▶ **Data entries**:

--- Begin ---

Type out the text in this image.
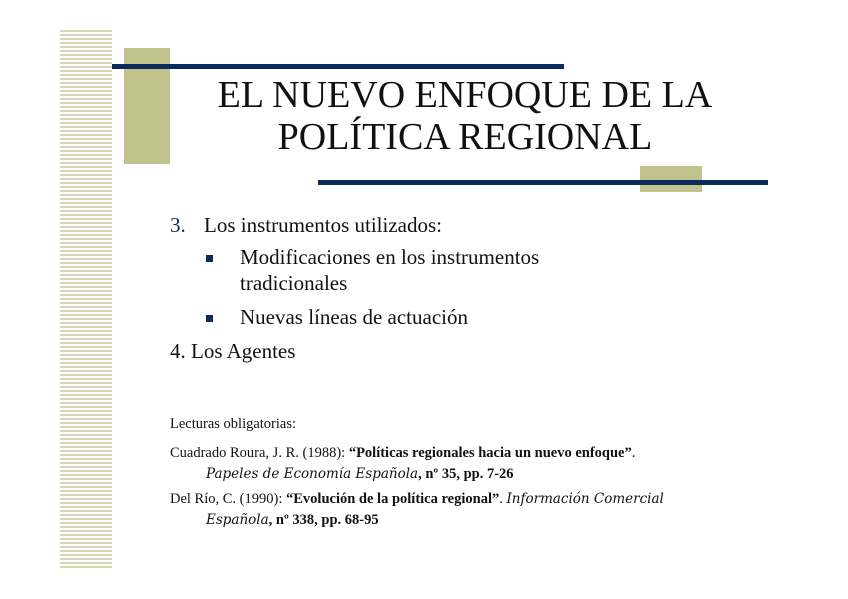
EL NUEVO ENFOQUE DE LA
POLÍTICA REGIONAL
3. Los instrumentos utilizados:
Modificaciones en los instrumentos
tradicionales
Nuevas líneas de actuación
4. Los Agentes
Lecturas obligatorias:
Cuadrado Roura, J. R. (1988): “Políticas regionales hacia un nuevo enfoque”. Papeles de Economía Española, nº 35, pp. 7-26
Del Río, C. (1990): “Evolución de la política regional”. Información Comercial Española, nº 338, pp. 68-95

--- End ---
--- Begin ---

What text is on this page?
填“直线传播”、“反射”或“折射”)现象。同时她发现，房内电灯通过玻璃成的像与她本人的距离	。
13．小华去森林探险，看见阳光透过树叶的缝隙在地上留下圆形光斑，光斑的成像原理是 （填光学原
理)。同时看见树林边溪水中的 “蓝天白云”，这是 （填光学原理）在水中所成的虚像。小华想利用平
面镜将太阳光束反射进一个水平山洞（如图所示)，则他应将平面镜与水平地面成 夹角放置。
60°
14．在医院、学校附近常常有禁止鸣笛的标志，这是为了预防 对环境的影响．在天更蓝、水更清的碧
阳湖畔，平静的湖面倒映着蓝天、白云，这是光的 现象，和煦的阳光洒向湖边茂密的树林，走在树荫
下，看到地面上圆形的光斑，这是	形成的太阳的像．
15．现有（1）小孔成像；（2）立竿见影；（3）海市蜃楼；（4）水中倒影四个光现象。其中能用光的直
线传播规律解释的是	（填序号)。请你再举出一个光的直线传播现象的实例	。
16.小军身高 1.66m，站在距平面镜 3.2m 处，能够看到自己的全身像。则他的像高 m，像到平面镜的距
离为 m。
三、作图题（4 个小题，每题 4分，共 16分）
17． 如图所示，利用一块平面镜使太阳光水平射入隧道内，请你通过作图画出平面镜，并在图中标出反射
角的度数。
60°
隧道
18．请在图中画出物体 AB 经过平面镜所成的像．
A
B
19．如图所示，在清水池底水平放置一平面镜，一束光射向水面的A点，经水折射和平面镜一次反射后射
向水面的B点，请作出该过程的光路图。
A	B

--- End ---
--- Begin ---

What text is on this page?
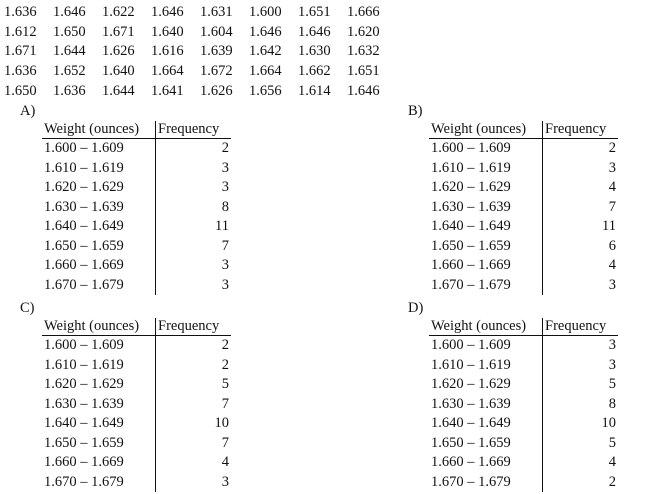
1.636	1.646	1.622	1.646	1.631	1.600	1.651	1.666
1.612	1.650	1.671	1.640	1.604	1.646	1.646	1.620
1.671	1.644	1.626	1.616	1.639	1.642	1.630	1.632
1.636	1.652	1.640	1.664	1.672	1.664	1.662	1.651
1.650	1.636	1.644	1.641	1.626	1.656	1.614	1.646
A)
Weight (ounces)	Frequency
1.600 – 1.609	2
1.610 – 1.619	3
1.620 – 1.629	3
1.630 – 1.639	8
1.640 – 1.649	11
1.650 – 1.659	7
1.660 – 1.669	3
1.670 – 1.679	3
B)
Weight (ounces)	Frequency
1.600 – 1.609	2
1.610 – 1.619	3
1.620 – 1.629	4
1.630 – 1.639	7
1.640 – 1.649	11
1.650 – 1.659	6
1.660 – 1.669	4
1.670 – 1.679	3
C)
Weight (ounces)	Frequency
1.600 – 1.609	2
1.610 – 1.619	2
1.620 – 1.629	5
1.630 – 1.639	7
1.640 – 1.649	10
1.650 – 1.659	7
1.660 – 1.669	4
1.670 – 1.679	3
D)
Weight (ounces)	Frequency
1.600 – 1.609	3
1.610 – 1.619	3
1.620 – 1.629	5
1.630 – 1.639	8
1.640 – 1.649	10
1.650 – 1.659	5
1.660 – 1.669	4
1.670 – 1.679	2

--- End ---

Scan the listing above for the word "如图所示" and copy every line that holds it.

面镜将太阳光束反射进一个水平山洞（如图所示)，则他应将平面镜与水平地面成 夹角放置。
17． 如图所示，利用一块平面镜使太阳光水平射入隧道内，请你通过作图画出平面镜，并在图中标出反射
19．如图所示，在清水池底水平放置一平面镜，一束光射向水面的A点，经水折射和平面镜一次反射后射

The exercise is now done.